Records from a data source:
☆ ☆ ☆ ☆ ☆ ☆ ☆
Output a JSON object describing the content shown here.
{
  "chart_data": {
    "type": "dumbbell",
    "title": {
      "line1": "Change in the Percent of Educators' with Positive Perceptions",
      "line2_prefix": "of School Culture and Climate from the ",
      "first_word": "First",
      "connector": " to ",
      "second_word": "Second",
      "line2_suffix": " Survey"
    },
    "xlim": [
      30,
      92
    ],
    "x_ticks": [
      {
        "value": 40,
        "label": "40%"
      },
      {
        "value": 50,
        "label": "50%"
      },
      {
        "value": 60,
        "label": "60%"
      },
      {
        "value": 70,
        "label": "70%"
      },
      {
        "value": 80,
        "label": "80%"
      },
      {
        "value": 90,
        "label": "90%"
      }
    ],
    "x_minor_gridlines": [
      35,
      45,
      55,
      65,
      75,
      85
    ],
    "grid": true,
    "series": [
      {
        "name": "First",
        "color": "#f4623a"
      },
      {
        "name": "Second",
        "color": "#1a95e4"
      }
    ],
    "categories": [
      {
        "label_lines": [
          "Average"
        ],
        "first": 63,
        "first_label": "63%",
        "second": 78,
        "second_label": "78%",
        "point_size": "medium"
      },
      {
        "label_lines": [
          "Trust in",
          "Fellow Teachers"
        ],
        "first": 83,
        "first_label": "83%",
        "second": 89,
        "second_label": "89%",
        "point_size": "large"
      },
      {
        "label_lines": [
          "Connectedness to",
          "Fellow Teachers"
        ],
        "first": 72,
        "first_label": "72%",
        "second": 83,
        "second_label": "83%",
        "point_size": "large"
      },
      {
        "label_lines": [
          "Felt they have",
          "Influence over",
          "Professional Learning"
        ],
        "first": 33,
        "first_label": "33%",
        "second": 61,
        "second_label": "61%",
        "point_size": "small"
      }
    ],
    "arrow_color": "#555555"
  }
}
☆ ☆ ☆ ☆ ☆ ☆ ☆
Transcribe all of the lines in the records precisely.

Result below ::
Output a JSON object describing the content shown here.
{
  "chart_data": {
    "type": "dumbbell",
    "title": {
      "line1": "Change in the Percent of Educators' with Positive Perceptions",
      "line2_prefix": "of School Culture and Climate from the ",
      "first_word": "First",
      "connector": " to ",
      "second_word": "Second",
      "line2_suffix": " Survey"
    },
    "xlim": [
      30,
      92
    ],
    "x_ticks": [
      {
        "value": 40,
        "label": "40%"
      },
      {
        "value": 50,
        "label": "50%"
      },
      {
        "value": 60,
        "label": "60%"
      },
      {
        "value": 70,
        "label": "70%"
      },
      {
        "value": 80,
        "label": "80%"
      },
      {
        "value": 90,
        "label": "90%"
      }
    ],
    "x_minor_gridlines": [
      35,
      45,
      55,
      65,
      75,
      85
    ],
    "grid": true,
    "series": [
      {
        "name": "First",
        "color": "#f4623a"
      },
      {
        "name": "Second",
        "color": "#1a95e4"
      }
    ],
    "categories": [
      {
        "label_lines": [
          "Average"
        ],
        "first": 63,
        "first_label": "63%",
        "second": 78,
        "second_label": "78%",
        "point_size": "medium"
      },
      {
        "label_lines": [
          "Trust in",
          "Fellow Teachers"
        ],
        "first": 83,
        "first_label": "83%",
        "second": 89,
        "second_label": "89%",
        "point_size": "large"
      },
      {
        "label_lines": [
          "Connectedness to",
          "Fellow Teachers"
        ],
        "first": 72,
        "first_label": "72%",
        "second": 83,
        "second_label": "83%",
        "point_size": "large"
      },
      {
        "label_lines": [
          "Felt they have",
          "Influence over",
          "Professional Learning"
        ],
        "first": 33,
        "first_label": "33%",
        "second": 61,
        "second_label": "61%",
        "point_size": "small"
      }
    ],
    "arrow_color": "#555555"
  }
}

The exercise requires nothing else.